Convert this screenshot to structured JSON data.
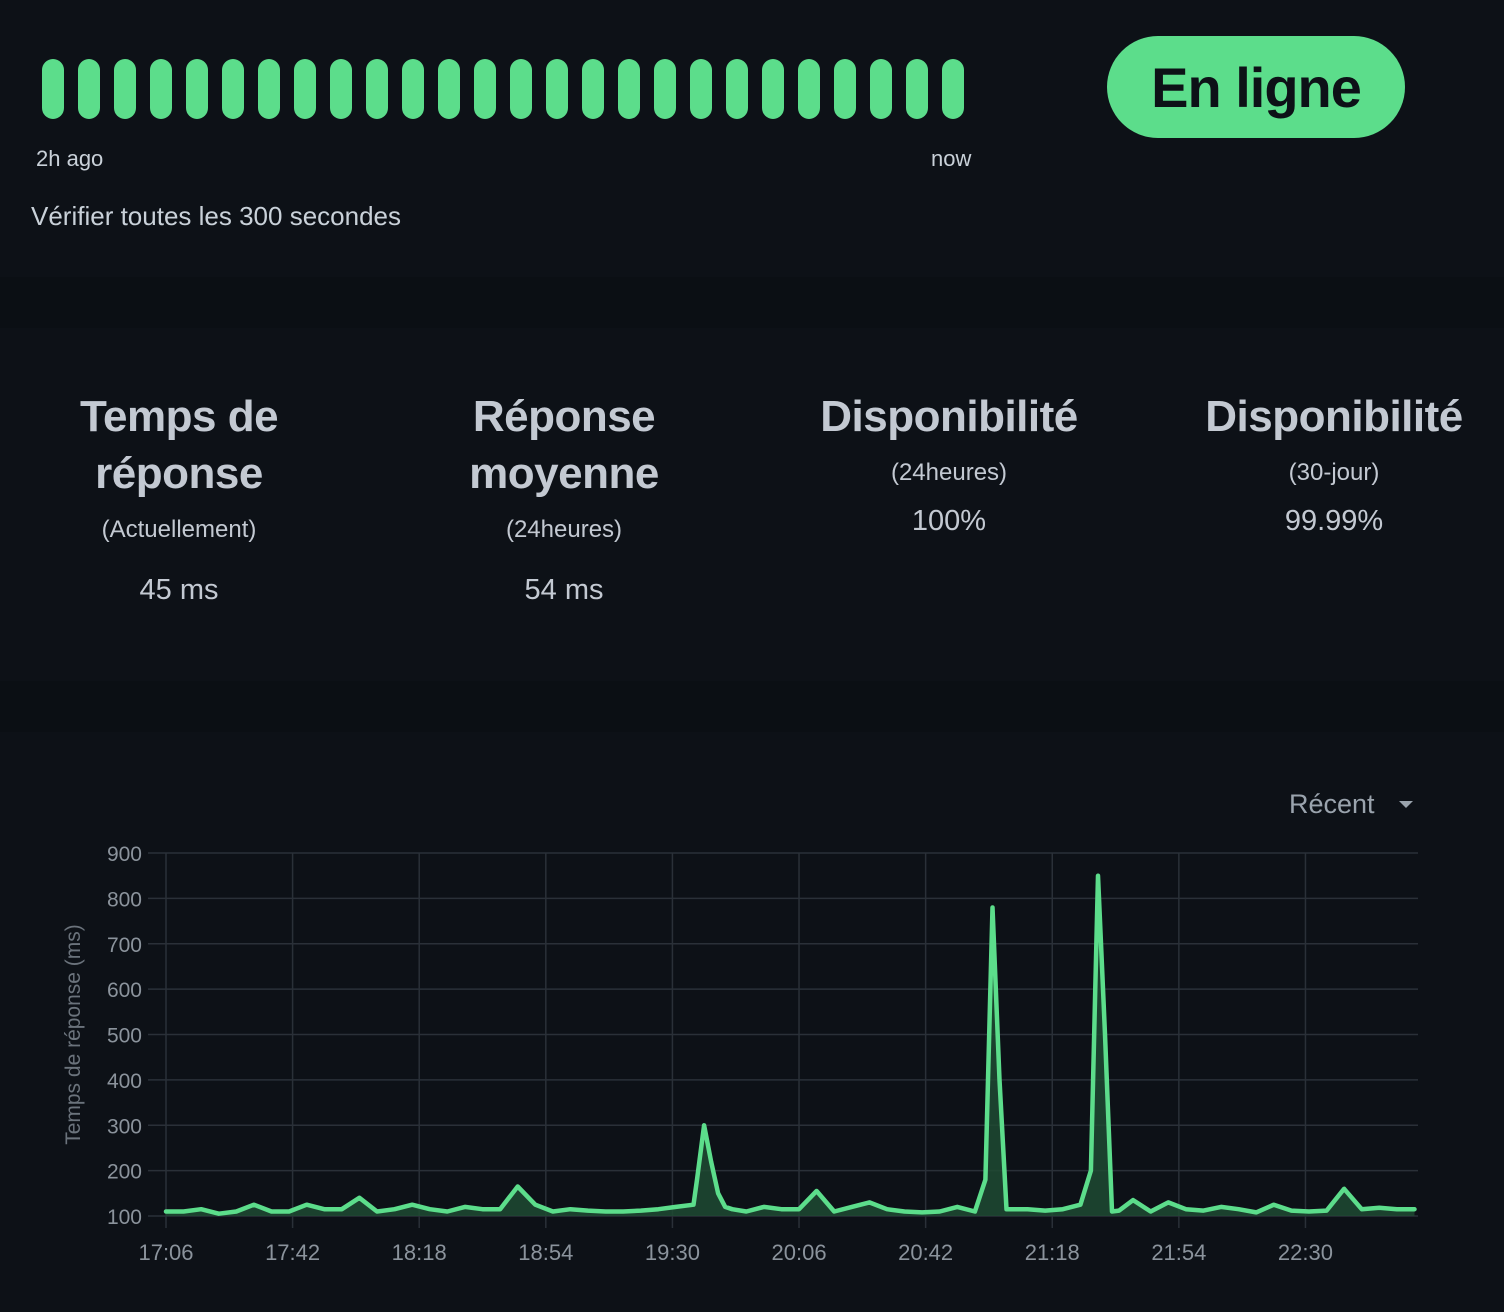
{
  "heartbeat": {
    "count": 26,
    "color": "#5cdd8b",
    "start_label": "2h ago",
    "end_label": "now",
    "interval_text": "Vérifier toutes les 300 secondes"
  },
  "status": {
    "label": "En ligne",
    "color": "#5cdd8b"
  },
  "stats": [
    {
      "title": "Temps de réponse",
      "subtitle": "(Actuellement)",
      "value": "45 ms"
    },
    {
      "title": "Réponse moyenne",
      "subtitle": "(24heures)",
      "value": "54 ms"
    },
    {
      "title": "Disponibilité",
      "subtitle": "(24heures)",
      "value": "100%"
    },
    {
      "title": "Disponibilité",
      "subtitle": "(30-jour)",
      "value": "99.99%"
    }
  ],
  "range_select": {
    "selected": "Récent"
  },
  "chart_data": {
    "type": "area",
    "ylabel": "Temps de réponse (ms)",
    "ylim": [
      100,
      900
    ],
    "y_ticks": [
      100,
      200,
      300,
      400,
      500,
      600,
      700,
      800,
      900
    ],
    "x_ticks": [
      "17:06",
      "17:42",
      "18:18",
      "18:54",
      "19:30",
      "20:06",
      "20:42",
      "21:18",
      "21:54",
      "22:30"
    ],
    "x_range_minutes": [
      0,
      356
    ],
    "grid": true,
    "line_color": "#5cdd8b",
    "fill_color": "#1f4a33",
    "series": [
      {
        "x_minutes": [
          0,
          5,
          10,
          15,
          20,
          25,
          30,
          35,
          40,
          45,
          50,
          55,
          60,
          65,
          70,
          75,
          80,
          85,
          90,
          95,
          100,
          105,
          110,
          115,
          120,
          125,
          130,
          135,
          140,
          145,
          150,
          151,
          153,
          155,
          157,
          159,
          161,
          165,
          170,
          175,
          180,
          185,
          190,
          195,
          200,
          205,
          210,
          215,
          220,
          225,
          230,
          233,
          235,
          237,
          239,
          241,
          245,
          250,
          255,
          260,
          263,
          265,
          267,
          269,
          271,
          275,
          280,
          285,
          290,
          295,
          300,
          305,
          310,
          315,
          320,
          325,
          330,
          335,
          340,
          345,
          350,
          355
        ],
        "values": [
          110,
          110,
          115,
          105,
          110,
          125,
          110,
          110,
          125,
          115,
          115,
          140,
          110,
          115,
          125,
          115,
          110,
          120,
          115,
          115,
          165,
          125,
          110,
          115,
          112,
          110,
          110,
          112,
          115,
          120,
          125,
          180,
          300,
          220,
          150,
          120,
          115,
          110,
          120,
          115,
          115,
          155,
          110,
          120,
          130,
          115,
          110,
          108,
          110,
          120,
          110,
          180,
          780,
          400,
          115,
          115,
          115,
          112,
          115,
          125,
          200,
          850,
          500,
          110,
          112,
          135,
          110,
          130,
          115,
          112,
          120,
          115,
          108,
          125,
          112,
          110,
          112,
          160,
          115,
          118,
          115,
          115
        ]
      }
    ]
  }
}
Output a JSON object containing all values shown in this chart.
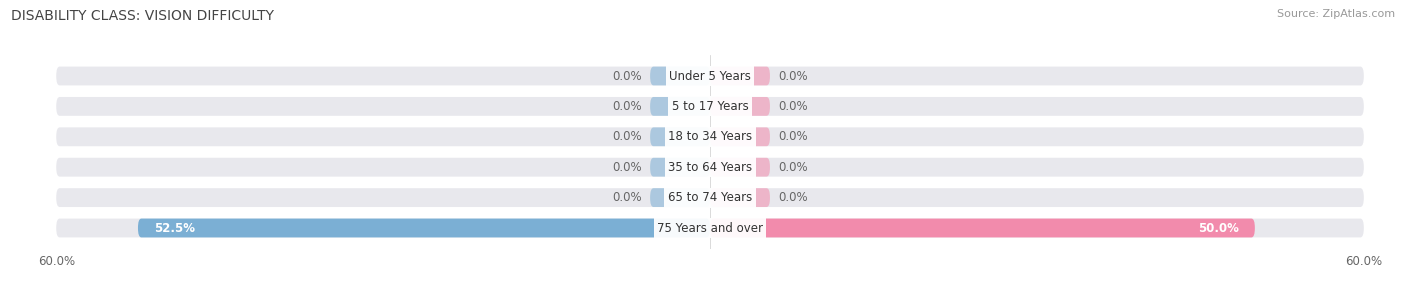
{
  "title": "DISABILITY CLASS: VISION DIFFICULTY",
  "source": "Source: ZipAtlas.com",
  "categories": [
    "Under 5 Years",
    "5 to 17 Years",
    "18 to 34 Years",
    "35 to 64 Years",
    "65 to 74 Years",
    "75 Years and over"
  ],
  "male_values": [
    0.0,
    0.0,
    0.0,
    0.0,
    0.0,
    52.5
  ],
  "female_values": [
    0.0,
    0.0,
    0.0,
    0.0,
    0.0,
    50.0
  ],
  "male_color": "#7bafd4",
  "female_color": "#f28bac",
  "bar_bg_color": "#e8e8ed",
  "axis_limit": 60.0,
  "title_fontsize": 10,
  "label_fontsize": 8.5,
  "tick_fontsize": 8.5,
  "source_fontsize": 8,
  "bar_height": 0.62,
  "zero_stub": 5.5,
  "figsize": [
    14.06,
    3.04
  ],
  "dpi": 100
}
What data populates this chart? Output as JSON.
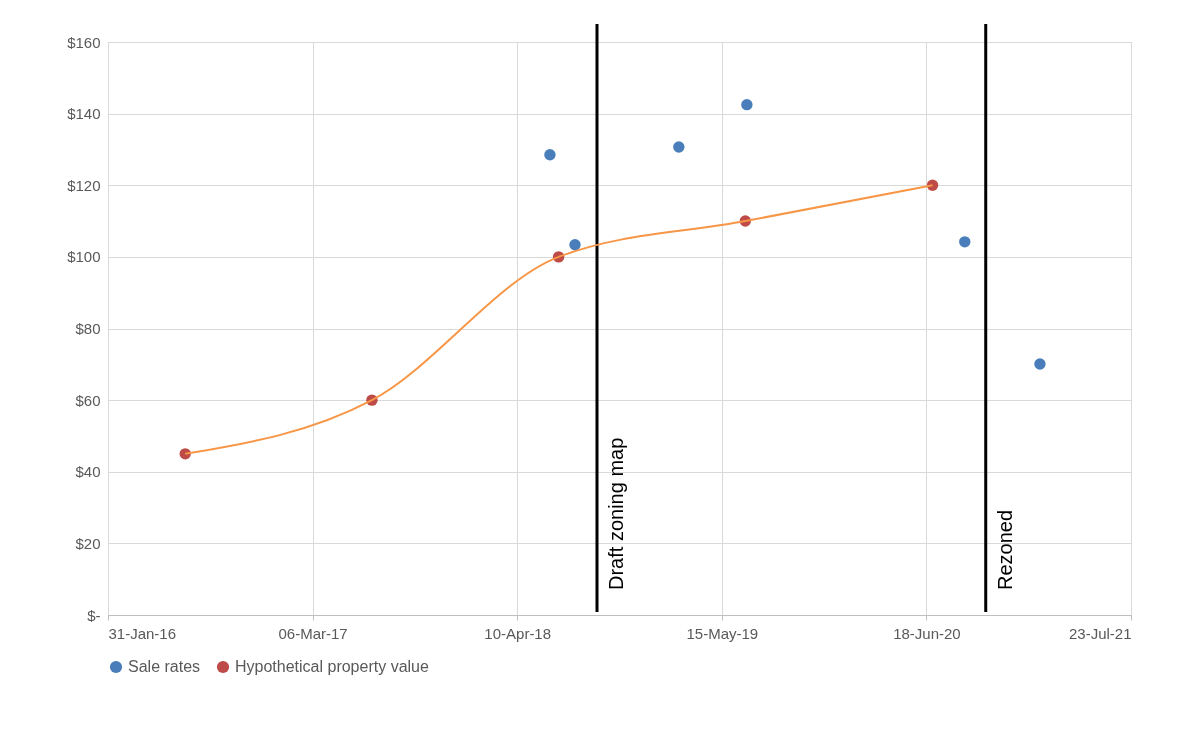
{
  "chart_data": {
    "type": "scatter",
    "series": [
      {
        "name": "Sale rates",
        "color": "#4a7ebb",
        "x": [
          "2018-06-13",
          "2018-08-01",
          "2019-02-20",
          "2019-07-03",
          "2020-09-01",
          "2021-01-26"
        ],
        "values": [
          128.5,
          103.4,
          130.7,
          142.5,
          104.2,
          70.1
        ]
      },
      {
        "name": "Hypothetical property value",
        "color": "#be4b48",
        "x": [
          "2016-06-30",
          "2017-06-30",
          "2018-06-30",
          "2019-06-30",
          "2020-06-30"
        ],
        "values": [
          45,
          60,
          100,
          110,
          120
        ]
      },
      {
        "type": "line",
        "marker": "none",
        "color": "#f79646",
        "x": [
          "2016-06-30",
          "2017-06-30",
          "2018-06-30",
          "2019-06-30",
          "2020-06-30"
        ],
        "values": [
          45,
          60,
          100,
          110,
          120
        ]
      }
    ],
    "xlim": [
      "2016-01-31",
      "2021-07-23"
    ],
    "xticks": [
      {
        "value": "2016-01-31",
        "label": "31-Jan-16"
      },
      {
        "value": "2017-03-06",
        "label": "06-Mar-17"
      },
      {
        "value": "2018-04-10",
        "label": "10-Apr-18"
      },
      {
        "value": "2019-05-15",
        "label": "15-May-19"
      },
      {
        "value": "2020-06-18",
        "label": "18-Jun-20"
      },
      {
        "value": "2021-07-23",
        "label": "23-Jul-21"
      }
    ],
    "ylim": [
      0,
      160
    ],
    "yticks": [
      {
        "value": 0,
        "label": "$-"
      },
      {
        "value": 20,
        "label": "$20"
      },
      {
        "value": 40,
        "label": "$40"
      },
      {
        "value": 60,
        "label": "$60"
      },
      {
        "value": 80,
        "label": "$80"
      },
      {
        "value": 100,
        "label": "$100"
      },
      {
        "value": 120,
        "label": "$120"
      },
      {
        "value": 140,
        "label": "$140"
      },
      {
        "value": 160,
        "label": "$160"
      }
    ],
    "ref_lines": [
      {
        "axis": "x",
        "value": "2018-09-13",
        "label": "Draft zoning map",
        "color": "#000000"
      },
      {
        "axis": "x",
        "value": "2020-10-12",
        "label": "Rezoned",
        "color": "#000000"
      }
    ],
    "grid": true,
    "legend": "bottom",
    "marker": "circle"
  }
}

____

● THE EXERCISE:
List all lines above in which the string "Temps" appears.

● ANSWER:
      "title": "Temps de réponse",
    "ylabel": "Temps de réponse (ms)",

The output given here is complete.